## Dataset rows:
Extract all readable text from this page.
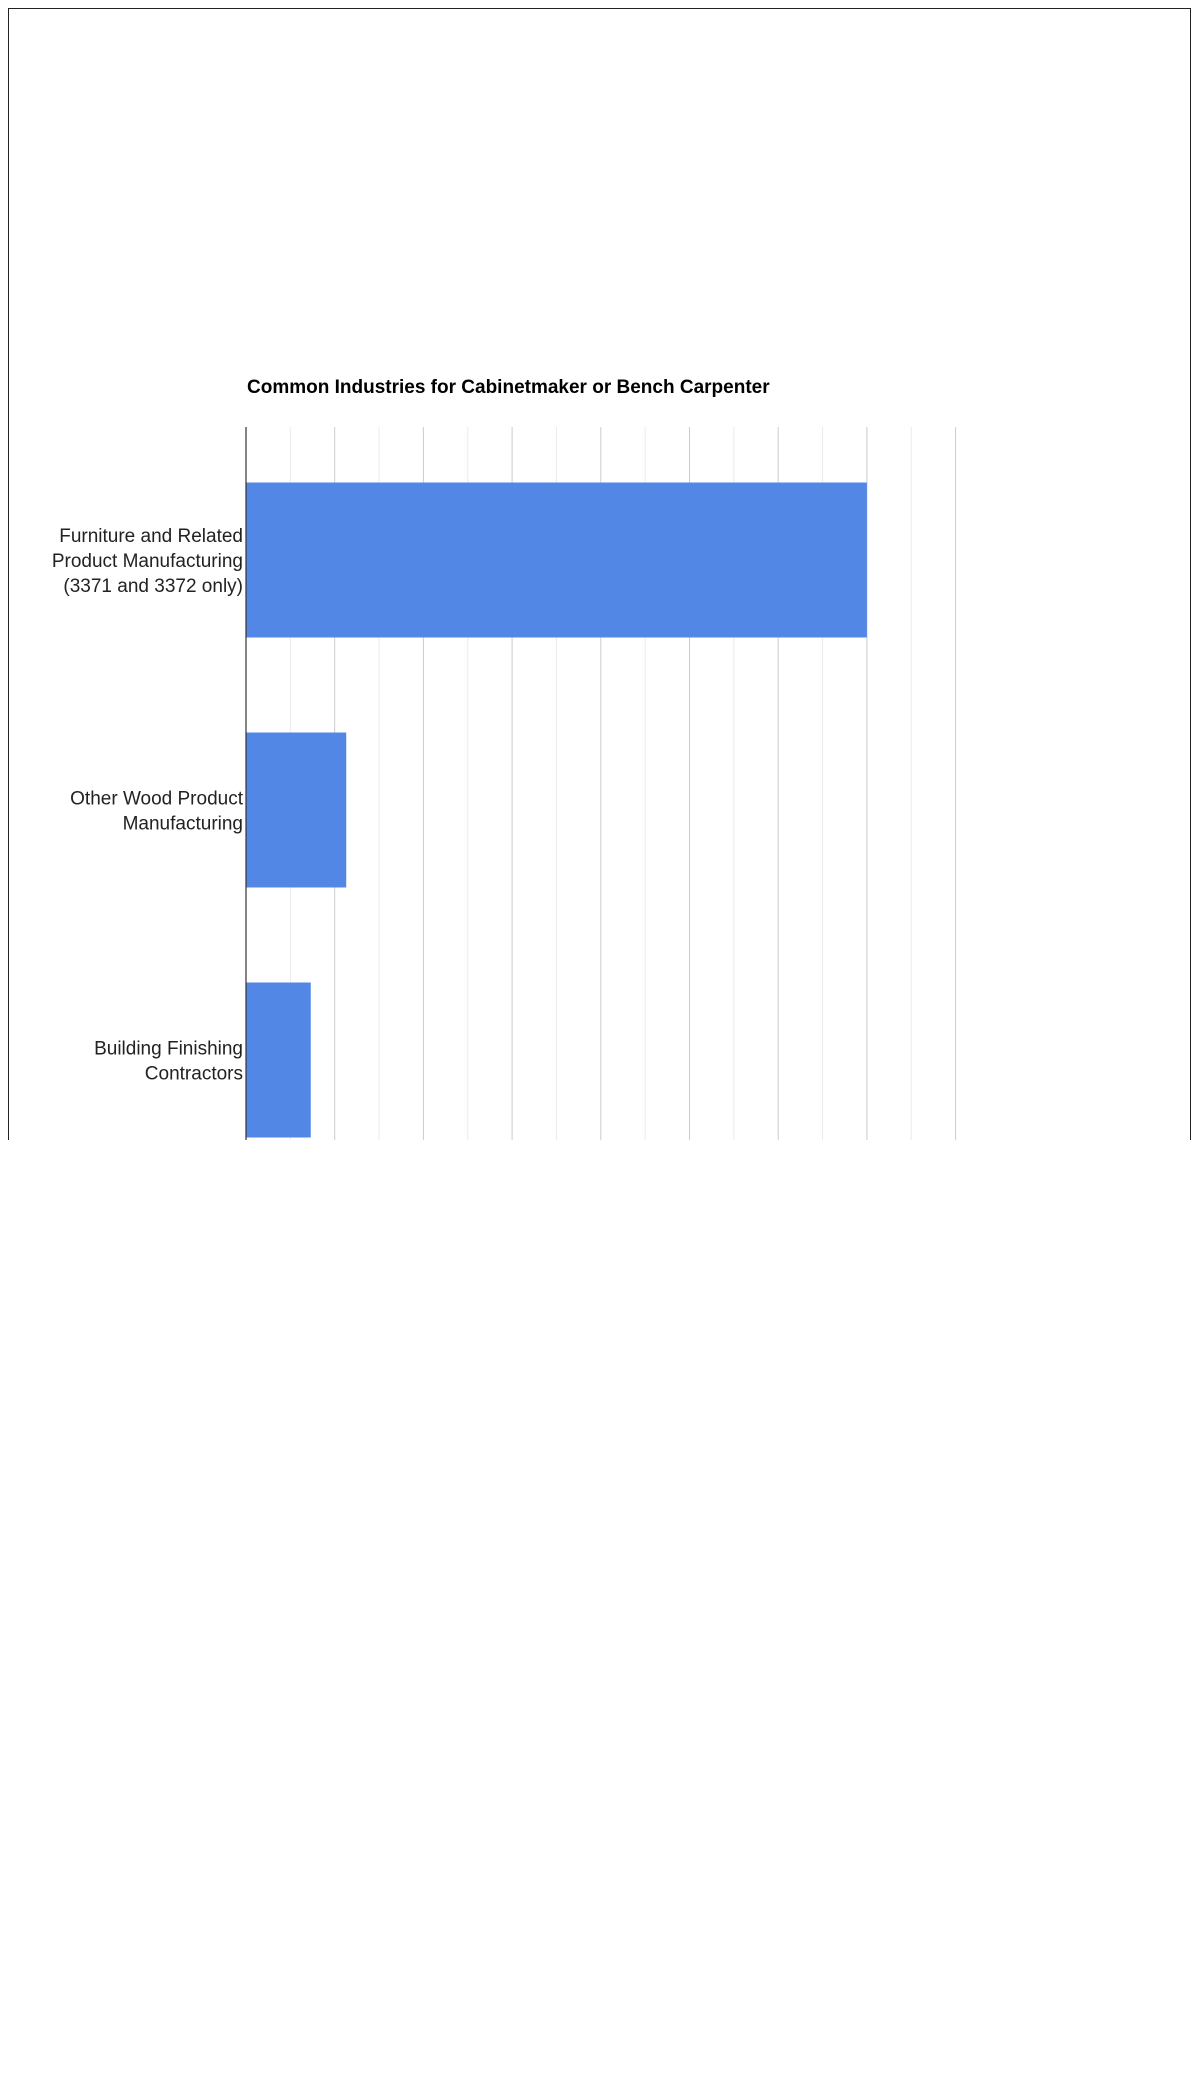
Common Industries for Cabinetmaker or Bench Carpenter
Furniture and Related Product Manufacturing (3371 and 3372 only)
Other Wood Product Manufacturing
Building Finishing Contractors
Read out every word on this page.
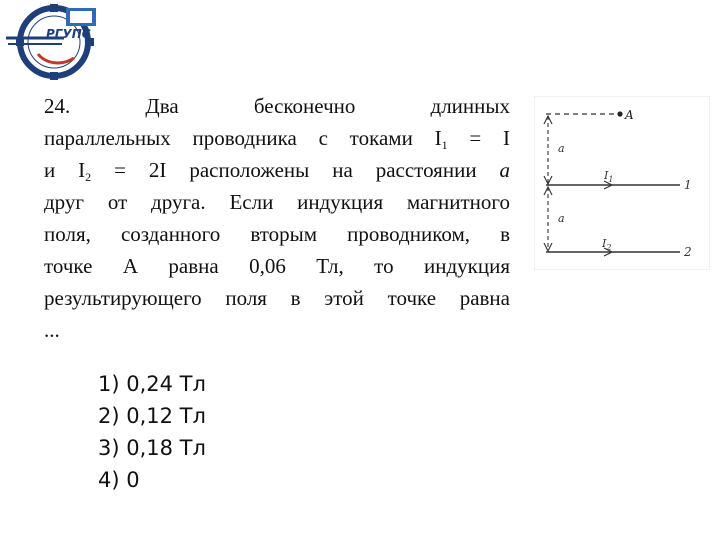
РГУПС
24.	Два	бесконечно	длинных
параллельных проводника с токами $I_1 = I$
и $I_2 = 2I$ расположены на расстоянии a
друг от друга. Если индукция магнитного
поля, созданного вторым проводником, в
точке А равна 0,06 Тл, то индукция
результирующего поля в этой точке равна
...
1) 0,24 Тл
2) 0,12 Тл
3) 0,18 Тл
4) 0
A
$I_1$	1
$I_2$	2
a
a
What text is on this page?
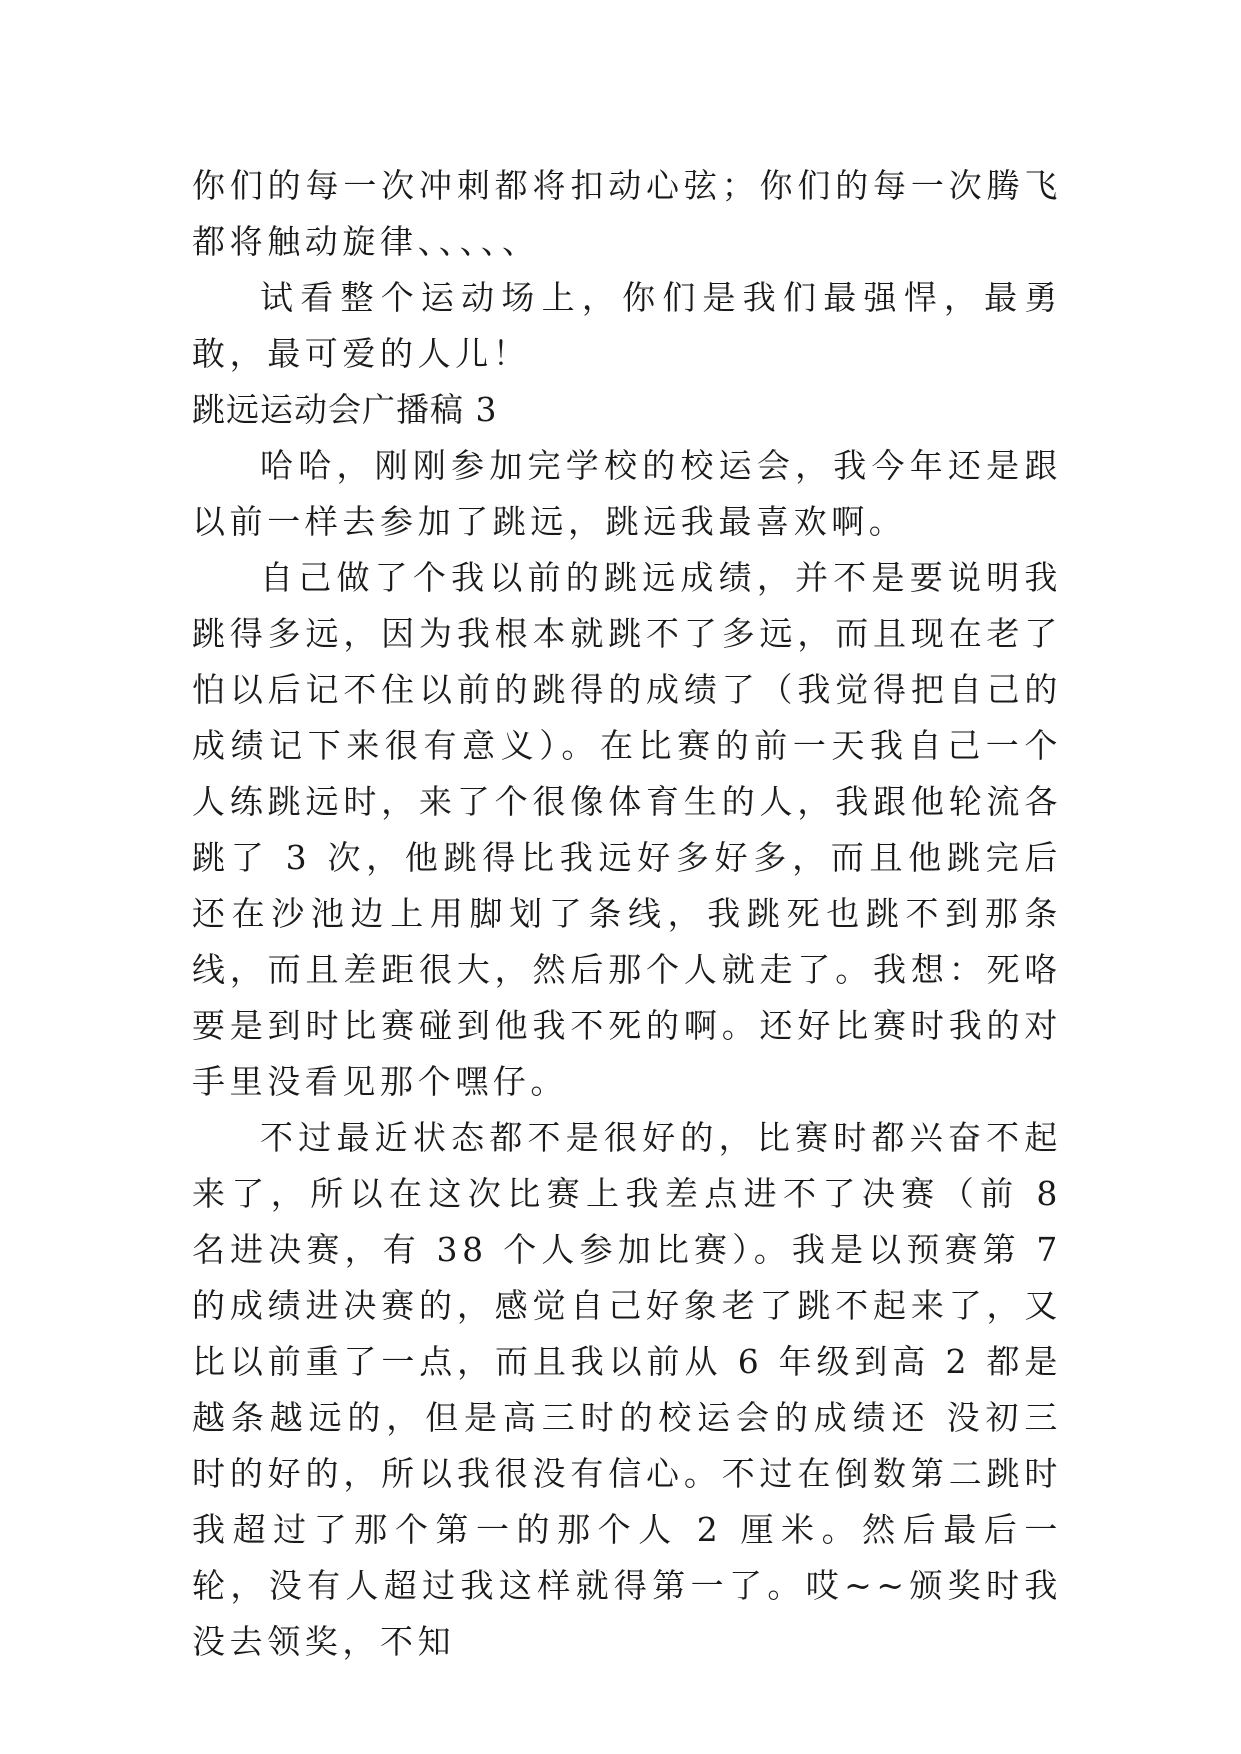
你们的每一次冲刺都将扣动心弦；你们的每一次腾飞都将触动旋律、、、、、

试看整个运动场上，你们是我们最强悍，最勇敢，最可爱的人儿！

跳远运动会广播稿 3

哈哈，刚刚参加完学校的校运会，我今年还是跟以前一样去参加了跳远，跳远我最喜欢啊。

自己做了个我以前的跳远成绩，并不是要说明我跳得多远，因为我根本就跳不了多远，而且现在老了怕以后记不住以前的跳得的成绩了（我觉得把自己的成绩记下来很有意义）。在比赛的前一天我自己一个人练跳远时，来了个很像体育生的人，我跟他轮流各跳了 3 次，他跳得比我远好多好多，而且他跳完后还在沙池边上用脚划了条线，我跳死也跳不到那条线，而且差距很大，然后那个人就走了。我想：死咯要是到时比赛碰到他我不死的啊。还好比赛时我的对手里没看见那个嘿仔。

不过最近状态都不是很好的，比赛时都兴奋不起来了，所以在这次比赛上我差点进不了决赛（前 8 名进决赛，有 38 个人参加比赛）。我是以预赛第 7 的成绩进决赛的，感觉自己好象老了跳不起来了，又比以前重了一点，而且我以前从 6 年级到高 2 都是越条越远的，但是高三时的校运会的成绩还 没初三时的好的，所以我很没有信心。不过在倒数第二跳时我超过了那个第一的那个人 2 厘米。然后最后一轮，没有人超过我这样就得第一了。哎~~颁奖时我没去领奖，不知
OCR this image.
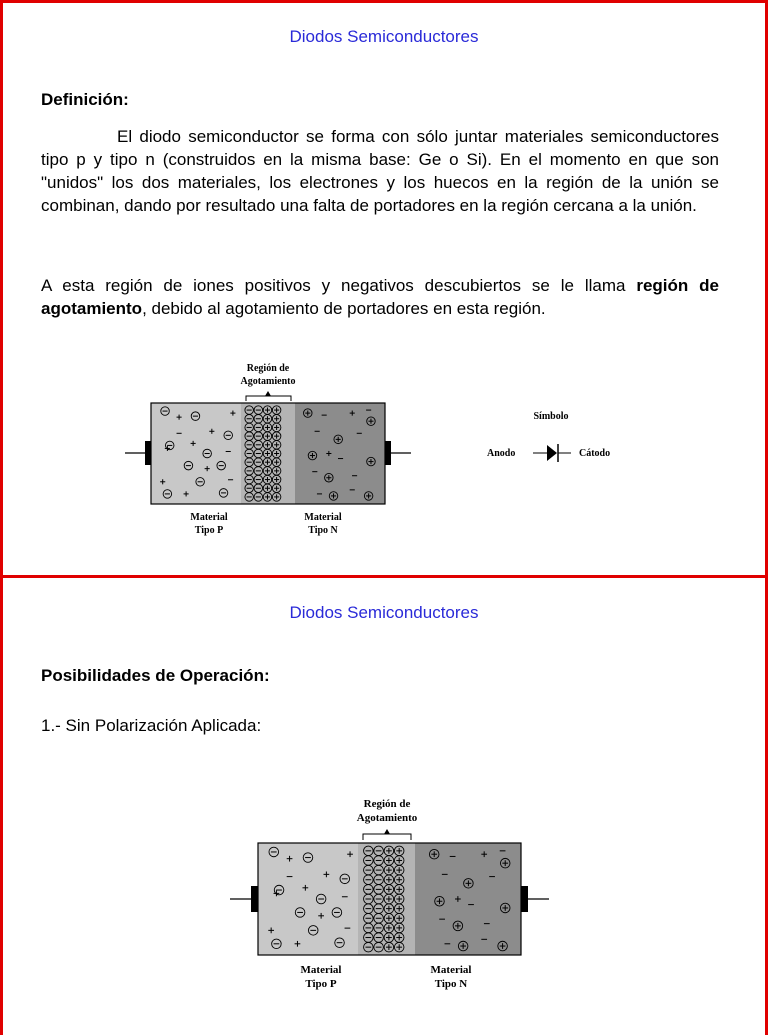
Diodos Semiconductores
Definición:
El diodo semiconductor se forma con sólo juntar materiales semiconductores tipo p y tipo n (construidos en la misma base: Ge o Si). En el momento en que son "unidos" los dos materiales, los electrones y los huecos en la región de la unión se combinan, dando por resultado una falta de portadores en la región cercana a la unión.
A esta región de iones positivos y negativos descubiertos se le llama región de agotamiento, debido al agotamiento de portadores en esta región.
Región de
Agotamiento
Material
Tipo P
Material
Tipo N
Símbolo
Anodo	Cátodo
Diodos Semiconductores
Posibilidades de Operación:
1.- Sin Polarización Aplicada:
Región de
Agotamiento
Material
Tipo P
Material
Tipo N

## What is needed:
Quote exactly the lines from the one that contains "What text is on this page?" through the end of the listing above, both ends included, leaving out the pictures.

## Solution below:
What text is on this page?
你们的每一次冲刺都将扣动心弦；你们的每一次腾飞都将触动旋律、、、、、

试看整个运动场上，你们是我们最强悍，最勇敢，最可爱的人儿！

跳远运动会广播稿 3

哈哈，刚刚参加完学校的校运会，我今年还是跟以前一样去参加了跳远，跳远我最喜欢啊。

自己做了个我以前的跳远成绩，并不是要说明我跳得多远，因为我根本就跳不了多远，而且现在老了怕以后记不住以前的跳得的成绩了（我觉得把自己的成绩记下来很有意义）。在比赛的前一天我自己一个人练跳远时，来了个很像体育生的人，我跟他轮流各跳了 3 次，他跳得比我远好多好多，而且他跳完后还在沙池边上用脚划了条线，我跳死也跳不到那条线，而且差距很大，然后那个人就走了。我想：死咯要是到时比赛碰到他我不死的啊。还好比赛时我的对手里没看见那个嘿仔。

不过最近状态都不是很好的，比赛时都兴奋不起来了，所以在这次比赛上我差点进不了决赛（前 8 名进决赛，有 38 个人参加比赛）。我是以预赛第 7 的成绩进决赛的，感觉自己好象老了跳不起来了，又比以前重了一点，而且我以前从 6 年级到高 2 都是越条越远的，但是高三时的校运会的成绩还 没初三时的好的，所以我很没有信心。不过在倒数第二跳时我超过了那个第一的那个人 2 厘米。然后最后一轮，没有人超过我这样就得第一了。哎~~颁奖时我没去领奖，不知
OCR this image.
Diodos Semiconductores
Definición:
El diodo semiconductor se forma con sólo juntar materiales semiconductores tipo p y tipo n (construidos en la misma base: Ge o Si). En el momento en que son "unidos" los dos materiales, los electrones y los huecos en la región de la unión se combinan, dando por resultado una falta de portadores en la región cercana a la unión.
A esta región de iones positivos y negativos descubiertos se le llama región de agotamiento, debido al agotamiento de portadores en esta región.
Región de
Agotamiento
Material
Tipo P
Material
Tipo N
Símbolo
Anodo	Cátodo
Diodos Semiconductores
Posibilidades de Operación:
1.- Sin Polarización Aplicada:
Región de
Agotamiento
Material
Tipo P
Material
Tipo N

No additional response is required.